**Set exercise**
Without altering anything, repeat each of the records.

**Provided data**
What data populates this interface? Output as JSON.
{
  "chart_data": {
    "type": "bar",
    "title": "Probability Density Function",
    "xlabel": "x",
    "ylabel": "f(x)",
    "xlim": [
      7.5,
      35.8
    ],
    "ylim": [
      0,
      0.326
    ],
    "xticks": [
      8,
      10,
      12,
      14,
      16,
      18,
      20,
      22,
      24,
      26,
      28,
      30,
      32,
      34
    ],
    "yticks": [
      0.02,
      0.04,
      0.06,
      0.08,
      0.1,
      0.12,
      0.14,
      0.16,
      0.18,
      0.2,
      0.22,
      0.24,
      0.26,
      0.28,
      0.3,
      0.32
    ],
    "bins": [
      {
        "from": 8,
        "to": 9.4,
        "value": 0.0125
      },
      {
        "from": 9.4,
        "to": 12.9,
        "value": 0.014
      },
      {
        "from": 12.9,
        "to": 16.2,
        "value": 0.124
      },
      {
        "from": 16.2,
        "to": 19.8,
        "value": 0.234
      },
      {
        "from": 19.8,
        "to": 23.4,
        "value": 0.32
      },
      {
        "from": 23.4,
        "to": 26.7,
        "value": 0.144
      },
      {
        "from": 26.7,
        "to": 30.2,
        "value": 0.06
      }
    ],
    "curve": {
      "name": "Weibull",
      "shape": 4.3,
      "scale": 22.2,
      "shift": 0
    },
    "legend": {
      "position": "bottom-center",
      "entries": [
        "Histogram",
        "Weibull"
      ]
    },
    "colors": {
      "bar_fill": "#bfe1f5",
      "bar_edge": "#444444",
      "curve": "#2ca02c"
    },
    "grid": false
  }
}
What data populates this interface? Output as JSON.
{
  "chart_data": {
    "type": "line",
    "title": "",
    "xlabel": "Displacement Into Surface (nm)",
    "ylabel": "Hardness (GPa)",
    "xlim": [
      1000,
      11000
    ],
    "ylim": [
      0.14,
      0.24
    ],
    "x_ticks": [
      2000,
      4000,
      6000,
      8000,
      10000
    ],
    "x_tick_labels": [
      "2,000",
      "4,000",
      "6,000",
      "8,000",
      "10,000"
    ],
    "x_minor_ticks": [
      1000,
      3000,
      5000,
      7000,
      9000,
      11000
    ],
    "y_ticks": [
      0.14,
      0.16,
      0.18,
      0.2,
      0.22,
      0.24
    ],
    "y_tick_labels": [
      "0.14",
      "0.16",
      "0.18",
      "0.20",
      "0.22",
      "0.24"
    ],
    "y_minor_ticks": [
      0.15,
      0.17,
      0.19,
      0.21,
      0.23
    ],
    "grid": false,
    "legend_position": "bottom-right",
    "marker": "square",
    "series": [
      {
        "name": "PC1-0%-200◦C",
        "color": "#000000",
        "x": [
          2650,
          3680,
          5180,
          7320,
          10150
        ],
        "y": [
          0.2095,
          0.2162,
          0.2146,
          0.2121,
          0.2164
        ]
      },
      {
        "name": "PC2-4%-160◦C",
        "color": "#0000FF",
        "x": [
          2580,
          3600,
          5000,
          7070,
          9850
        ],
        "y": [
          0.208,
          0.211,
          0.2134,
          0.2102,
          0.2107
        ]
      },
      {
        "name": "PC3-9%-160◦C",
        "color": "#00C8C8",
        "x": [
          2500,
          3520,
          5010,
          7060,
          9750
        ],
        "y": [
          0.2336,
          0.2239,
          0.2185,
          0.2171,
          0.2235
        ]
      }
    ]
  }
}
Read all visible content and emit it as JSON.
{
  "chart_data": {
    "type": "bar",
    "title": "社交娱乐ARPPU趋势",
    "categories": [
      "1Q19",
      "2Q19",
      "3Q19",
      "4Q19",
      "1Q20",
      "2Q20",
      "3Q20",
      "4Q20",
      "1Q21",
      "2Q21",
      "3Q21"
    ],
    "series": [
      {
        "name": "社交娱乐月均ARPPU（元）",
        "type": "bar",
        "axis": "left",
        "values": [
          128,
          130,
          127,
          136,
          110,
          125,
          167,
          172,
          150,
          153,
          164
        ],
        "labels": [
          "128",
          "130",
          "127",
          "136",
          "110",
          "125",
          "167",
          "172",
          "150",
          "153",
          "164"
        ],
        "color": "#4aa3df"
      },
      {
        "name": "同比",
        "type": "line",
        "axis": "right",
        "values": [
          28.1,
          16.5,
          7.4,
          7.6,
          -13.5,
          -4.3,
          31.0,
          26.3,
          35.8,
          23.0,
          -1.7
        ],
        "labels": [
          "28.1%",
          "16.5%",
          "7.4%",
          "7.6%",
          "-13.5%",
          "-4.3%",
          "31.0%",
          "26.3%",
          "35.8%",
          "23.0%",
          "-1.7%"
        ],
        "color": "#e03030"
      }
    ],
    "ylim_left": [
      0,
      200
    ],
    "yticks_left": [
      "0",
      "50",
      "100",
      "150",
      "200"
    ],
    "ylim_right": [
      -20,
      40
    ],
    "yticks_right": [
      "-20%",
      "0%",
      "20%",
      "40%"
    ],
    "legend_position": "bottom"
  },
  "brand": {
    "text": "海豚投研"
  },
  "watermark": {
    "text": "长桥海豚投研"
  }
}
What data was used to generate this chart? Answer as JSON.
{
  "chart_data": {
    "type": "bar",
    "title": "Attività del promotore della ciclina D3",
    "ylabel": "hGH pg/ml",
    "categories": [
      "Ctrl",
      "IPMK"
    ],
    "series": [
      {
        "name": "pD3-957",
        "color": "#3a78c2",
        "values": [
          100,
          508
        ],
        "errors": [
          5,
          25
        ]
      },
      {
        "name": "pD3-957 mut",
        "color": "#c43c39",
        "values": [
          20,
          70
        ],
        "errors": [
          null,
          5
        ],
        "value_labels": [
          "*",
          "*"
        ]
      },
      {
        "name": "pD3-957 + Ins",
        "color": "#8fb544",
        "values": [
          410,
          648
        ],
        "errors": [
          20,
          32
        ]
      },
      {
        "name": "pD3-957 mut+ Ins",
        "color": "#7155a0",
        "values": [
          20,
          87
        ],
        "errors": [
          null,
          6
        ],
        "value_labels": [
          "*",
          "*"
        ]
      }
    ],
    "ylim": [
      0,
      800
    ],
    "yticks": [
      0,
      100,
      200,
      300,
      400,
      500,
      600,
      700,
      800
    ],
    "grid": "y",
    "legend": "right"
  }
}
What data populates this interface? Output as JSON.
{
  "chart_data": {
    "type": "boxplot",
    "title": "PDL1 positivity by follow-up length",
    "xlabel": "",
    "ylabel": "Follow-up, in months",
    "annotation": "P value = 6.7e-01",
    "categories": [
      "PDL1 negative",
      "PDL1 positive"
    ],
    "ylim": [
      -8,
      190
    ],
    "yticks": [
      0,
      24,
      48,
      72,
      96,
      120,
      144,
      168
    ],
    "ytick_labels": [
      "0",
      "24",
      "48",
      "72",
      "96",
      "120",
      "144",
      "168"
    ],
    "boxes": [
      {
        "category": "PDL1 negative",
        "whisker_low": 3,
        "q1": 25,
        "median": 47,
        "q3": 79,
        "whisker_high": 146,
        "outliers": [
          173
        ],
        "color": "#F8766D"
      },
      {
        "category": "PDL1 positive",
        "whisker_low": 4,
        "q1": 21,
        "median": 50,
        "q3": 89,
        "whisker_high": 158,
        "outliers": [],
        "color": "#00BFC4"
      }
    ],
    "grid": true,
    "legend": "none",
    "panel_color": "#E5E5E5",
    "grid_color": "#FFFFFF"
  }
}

**Written answer**
What data populates this interface? Output as JSON.
{
  "chart_data": {
    "type": "bar",
    "title": "Probability Density Function",
    "xlabel": "x",
    "ylabel": "f(x)",
    "xlim": [
      7.5,
      35.8
    ],
    "ylim": [
      0,
      0.326
    ],
    "xticks": [
      8,
      10,
      12,
      14,
      16,
      18,
      20,
      22,
      24,
      26,
      28,
      30,
      32,
      34
    ],
    "yticks": [
      0.02,
      0.04,
      0.06,
      0.08,
      0.1,
      0.12,
      0.14,
      0.16,
      0.18,
      0.2,
      0.22,
      0.24,
      0.26,
      0.28,
      0.3,
      0.32
    ],
    "bins": [
      {
        "from": 8,
        "to": 9.4,
        "value": 0.0125
      },
      {
        "from": 9.4,
        "to": 12.9,
        "value": 0.014
      },
      {
        "from": 12.9,
        "to": 16.2,
        "value": 0.124
      },
      {
        "from": 16.2,
        "to": 19.8,
        "value": 0.234
      },
      {
        "from": 19.8,
        "to": 23.4,
        "value": 0.32
      },
      {
        "from": 23.4,
        "to": 26.7,
        "value": 0.144
      },
      {
        "from": 26.7,
        "to": 30.2,
        "value": 0.06
      }
    ],
    "curve": {
      "name": "Weibull",
      "shape": 4.3,
      "scale": 22.2,
      "shift": 0
    },
    "legend": {
      "position": "bottom-center",
      "entries": [
        "Histogram",
        "Weibull"
      ]
    },
    "colors": {
      "bar_fill": "#bfe1f5",
      "bar_edge": "#444444",
      "curve": "#2ca02c"
    },
    "grid": false
  }
}
What data populates this interface? Output as JSON.
{
  "chart_data": {
    "type": "line",
    "title": "",
    "xlabel": "Displacement Into Surface (nm)",
    "ylabel": "Hardness (GPa)",
    "xlim": [
      1000,
      11000
    ],
    "ylim": [
      0.14,
      0.24
    ],
    "x_ticks": [
      2000,
      4000,
      6000,
      8000,
      10000
    ],
    "x_tick_labels": [
      "2,000",
      "4,000",
      "6,000",
      "8,000",
      "10,000"
    ],
    "x_minor_ticks": [
      1000,
      3000,
      5000,
      7000,
      9000,
      11000
    ],
    "y_ticks": [
      0.14,
      0.16,
      0.18,
      0.2,
      0.22,
      0.24
    ],
    "y_tick_labels": [
      "0.14",
      "0.16",
      "0.18",
      "0.20",
      "0.22",
      "0.24"
    ],
    "y_minor_ticks": [
      0.15,
      0.17,
      0.19,
      0.21,
      0.23
    ],
    "grid": false,
    "legend_position": "bottom-right",
    "marker": "square",
    "series": [
      {
        "name": "PC1-0%-200◦C",
        "color": "#000000",
        "x": [
          2650,
          3680,
          5180,
          7320,
          10150
        ],
        "y": [
          0.2095,
          0.2162,
          0.2146,
          0.2121,
          0.2164
        ]
      },
      {
        "name": "PC2-4%-160◦C",
        "color": "#0000FF",
        "x": [
          2580,
          3600,
          5000,
          7070,
          9850
        ],
        "y": [
          0.208,
          0.211,
          0.2134,
          0.2102,
          0.2107
        ]
      },
      {
        "name": "PC3-9%-160◦C",
        "color": "#00C8C8",
        "x": [
          2500,
          3520,
          5010,
          7060,
          9750
        ],
        "y": [
          0.2336,
          0.2239,
          0.2185,
          0.2171,
          0.2235
        ]
      }
    ]
  }
}
Read all visible content and emit it as JSON.
{
  "chart_data": {
    "type": "bar",
    "title": "社交娱乐ARPPU趋势",
    "categories": [
      "1Q19",
      "2Q19",
      "3Q19",
      "4Q19",
      "1Q20",
      "2Q20",
      "3Q20",
      "4Q20",
      "1Q21",
      "2Q21",
      "3Q21"
    ],
    "series": [
      {
        "name": "社交娱乐月均ARPPU（元）",
        "type": "bar",
        "axis": "left",
        "values": [
          128,
          130,
          127,
          136,
          110,
          125,
          167,
          172,
          150,
          153,
          164
        ],
        "labels": [
          "128",
          "130",
          "127",
          "136",
          "110",
          "125",
          "167",
          "172",
          "150",
          "153",
          "164"
        ],
        "color": "#4aa3df"
      },
      {
        "name": "同比",
        "type": "line",
        "axis": "right",
        "values": [
          28.1,
          16.5,
          7.4,
          7.6,
          -13.5,
          -4.3,
          31.0,
          26.3,
          35.8,
          23.0,
          -1.7
        ],
        "labels": [
          "28.1%",
          "16.5%",
          "7.4%",
          "7.6%",
          "-13.5%",
          "-4.3%",
          "31.0%",
          "26.3%",
          "35.8%",
          "23.0%",
          "-1.7%"
        ],
        "color": "#e03030"
      }
    ],
    "ylim_left": [
      0,
      200
    ],
    "yticks_left": [
      "0",
      "50",
      "100",
      "150",
      "200"
    ],
    "ylim_right": [
      -20,
      40
    ],
    "yticks_right": [
      "-20%",
      "0%",
      "20%",
      "40%"
    ],
    "legend_position": "bottom"
  },
  "brand": {
    "text": "海豚投研"
  },
  "watermark": {
    "text": "长桥海豚投研"
  }
}
What data was used to generate this chart? Answer as JSON.
{
  "chart_data": {
    "type": "bar",
    "title": "Attività del promotore della ciclina D3",
    "ylabel": "hGH pg/ml",
    "categories": [
      "Ctrl",
      "IPMK"
    ],
    "series": [
      {
        "name": "pD3-957",
        "color": "#3a78c2",
        "values": [
          100,
          508
        ],
        "errors": [
          5,
          25
        ]
      },
      {
        "name": "pD3-957 mut",
        "color": "#c43c39",
        "values": [
          20,
          70
        ],
        "errors": [
          null,
          5
        ],
        "value_labels": [
          "*",
          "*"
        ]
      },
      {
        "name": "pD3-957 + Ins",
        "color": "#8fb544",
        "values": [
          410,
          648
        ],
        "errors": [
          20,
          32
        ]
      },
      {
        "name": "pD3-957 mut+ Ins",
        "color": "#7155a0",
        "values": [
          20,
          87
        ],
        "errors": [
          null,
          6
        ],
        "value_labels": [
          "*",
          "*"
        ]
      }
    ],
    "ylim": [
      0,
      800
    ],
    "yticks": [
      0,
      100,
      200,
      300,
      400,
      500,
      600,
      700,
      800
    ],
    "grid": "y",
    "legend": "right"
  }
}
What data populates this interface? Output as JSON.
{
  "chart_data": {
    "type": "boxplot",
    "title": "PDL1 positivity by follow-up length",
    "xlabel": "",
    "ylabel": "Follow-up, in months",
    "annotation": "P value = 6.7e-01",
    "categories": [
      "PDL1 negative",
      "PDL1 positive"
    ],
    "ylim": [
      -8,
      190
    ],
    "yticks": [
      0,
      24,
      48,
      72,
      96,
      120,
      144,
      168
    ],
    "ytick_labels": [
      "0",
      "24",
      "48",
      "72",
      "96",
      "120",
      "144",
      "168"
    ],
    "boxes": [
      {
        "category": "PDL1 negative",
        "whisker_low": 3,
        "q1": 25,
        "median": 47,
        "q3": 79,
        "whisker_high": 146,
        "outliers": [
          173
        ],
        "color": "#F8766D"
      },
      {
        "category": "PDL1 positive",
        "whisker_low": 4,
        "q1": 21,
        "median": 50,
        "q3": 89,
        "whisker_high": 158,
        "outliers": [],
        "color": "#00BFC4"
      }
    ],
    "grid": true,
    "legend": "none",
    "panel_color": "#E5E5E5",
    "grid_color": "#FFFFFF"
  }
}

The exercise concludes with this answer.